**WHAT TO PRODUCE:** Repeat the listing in full. Nothing may be added or left out.
== LISTED RECORDS ==
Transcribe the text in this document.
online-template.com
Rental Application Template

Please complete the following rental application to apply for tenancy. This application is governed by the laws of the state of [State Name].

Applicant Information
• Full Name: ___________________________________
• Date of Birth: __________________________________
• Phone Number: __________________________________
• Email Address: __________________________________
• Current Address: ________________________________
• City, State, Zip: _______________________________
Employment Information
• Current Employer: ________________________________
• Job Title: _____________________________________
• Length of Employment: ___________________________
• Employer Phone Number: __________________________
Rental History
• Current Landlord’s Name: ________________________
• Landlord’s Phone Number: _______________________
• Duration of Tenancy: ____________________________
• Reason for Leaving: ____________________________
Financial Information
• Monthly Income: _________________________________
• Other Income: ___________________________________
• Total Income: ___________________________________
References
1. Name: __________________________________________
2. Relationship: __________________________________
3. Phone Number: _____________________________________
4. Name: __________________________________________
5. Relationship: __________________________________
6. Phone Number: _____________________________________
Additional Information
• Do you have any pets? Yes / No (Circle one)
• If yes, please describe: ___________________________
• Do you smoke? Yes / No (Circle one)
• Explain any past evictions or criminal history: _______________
===
**OUTPUT OF THE TASK:**
Transcribe the text in this document.
online-template.com
Rental Application Template

Please complete the following rental application to apply for tenancy. This application is governed by the laws of the state of [State Name].

Applicant Information
• Full Name: ___________________________________
• Date of Birth: __________________________________
• Phone Number: __________________________________
• Email Address: __________________________________
• Current Address: ________________________________
• City, State, Zip: _______________________________
Employment Information
• Current Employer: ________________________________
• Job Title: _____________________________________
• Length of Employment: ___________________________
• Employer Phone Number: __________________________
Rental History
• Current Landlord’s Name: ________________________
• Landlord’s Phone Number: _______________________
• Duration of Tenancy: ____________________________
• Reason for Leaving: ____________________________
Financial Information
• Monthly Income: _________________________________
• Other Income: ___________________________________
• Total Income: ___________________________________
References
1. Name: __________________________________________
2. Relationship: __________________________________
3. Phone Number: _____________________________________
4. Name: __________________________________________
5. Relationship: __________________________________
6. Phone Number: _____________________________________
Additional Information
• Do you have any pets? Yes / No (Circle one)
• If yes, please describe: ___________________________
• Do you smoke? Yes / No (Circle one)
• Explain any past evictions or criminal history: _______________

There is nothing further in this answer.